### Given request
List every line below containing "целях".

----- Provided records -----

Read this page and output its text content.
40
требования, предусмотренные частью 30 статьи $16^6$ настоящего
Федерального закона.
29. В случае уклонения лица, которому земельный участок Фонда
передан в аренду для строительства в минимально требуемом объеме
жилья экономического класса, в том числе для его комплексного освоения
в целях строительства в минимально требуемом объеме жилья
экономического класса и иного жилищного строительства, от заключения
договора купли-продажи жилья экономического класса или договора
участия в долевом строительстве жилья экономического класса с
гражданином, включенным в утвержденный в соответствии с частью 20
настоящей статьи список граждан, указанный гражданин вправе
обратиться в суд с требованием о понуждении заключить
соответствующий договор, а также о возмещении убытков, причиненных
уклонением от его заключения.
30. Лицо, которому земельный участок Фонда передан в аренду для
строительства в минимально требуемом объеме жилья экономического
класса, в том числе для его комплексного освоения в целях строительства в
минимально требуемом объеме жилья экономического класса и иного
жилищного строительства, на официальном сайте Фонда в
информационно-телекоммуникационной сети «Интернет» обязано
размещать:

-----
----- Provided records -----

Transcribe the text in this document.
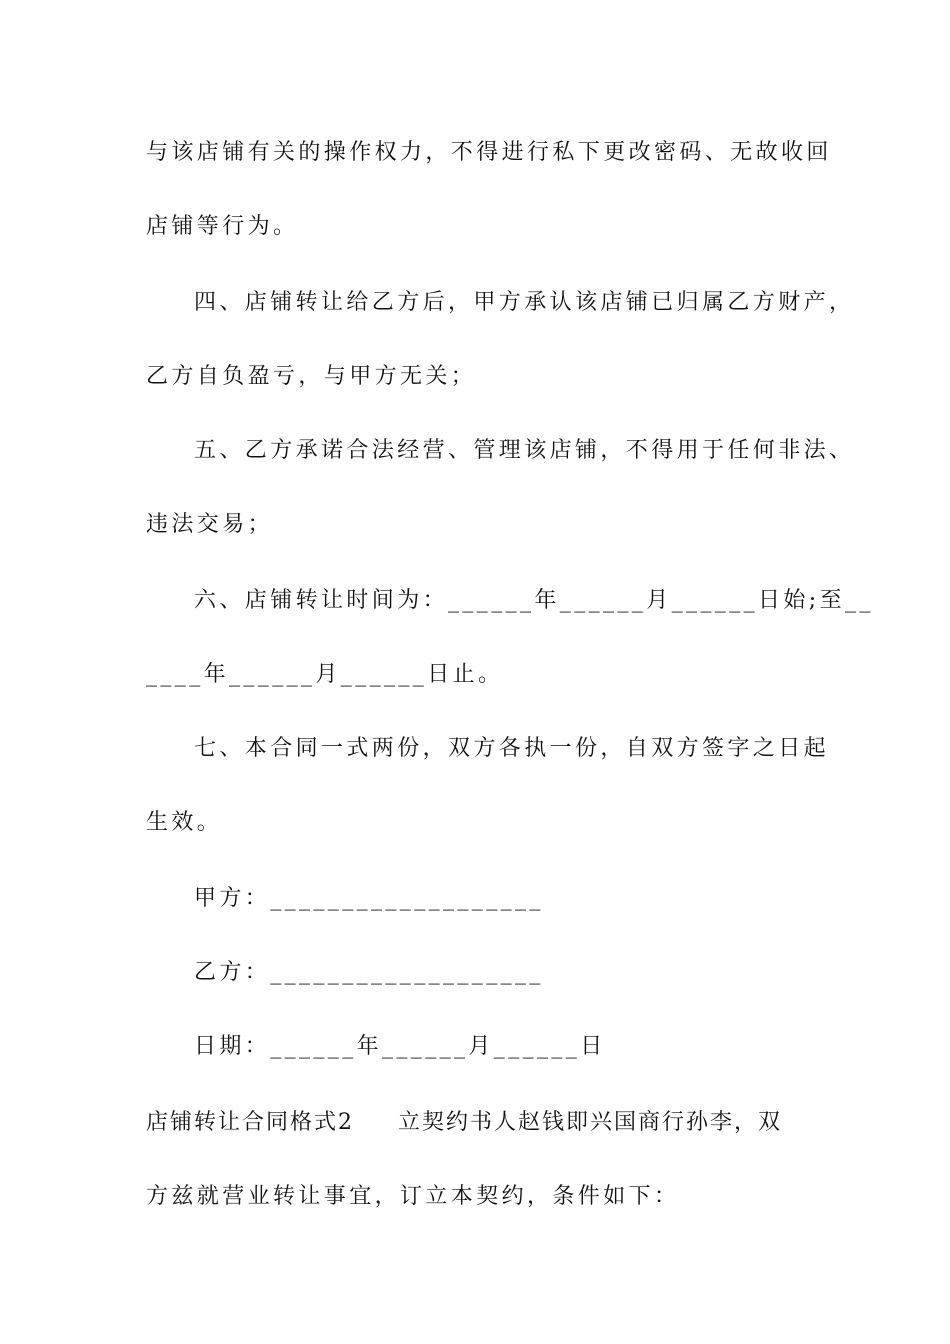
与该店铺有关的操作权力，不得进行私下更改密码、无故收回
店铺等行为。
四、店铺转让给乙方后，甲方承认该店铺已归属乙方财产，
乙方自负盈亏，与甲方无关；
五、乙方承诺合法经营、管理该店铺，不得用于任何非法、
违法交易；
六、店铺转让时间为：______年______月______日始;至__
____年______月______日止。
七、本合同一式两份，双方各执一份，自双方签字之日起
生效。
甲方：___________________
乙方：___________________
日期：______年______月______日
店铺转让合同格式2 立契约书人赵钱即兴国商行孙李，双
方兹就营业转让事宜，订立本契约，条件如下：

-----

### Full response
в целях строительства в минимально требуемом объеме жилья
класса, в том числе для его комплексного освоения в целях строительства в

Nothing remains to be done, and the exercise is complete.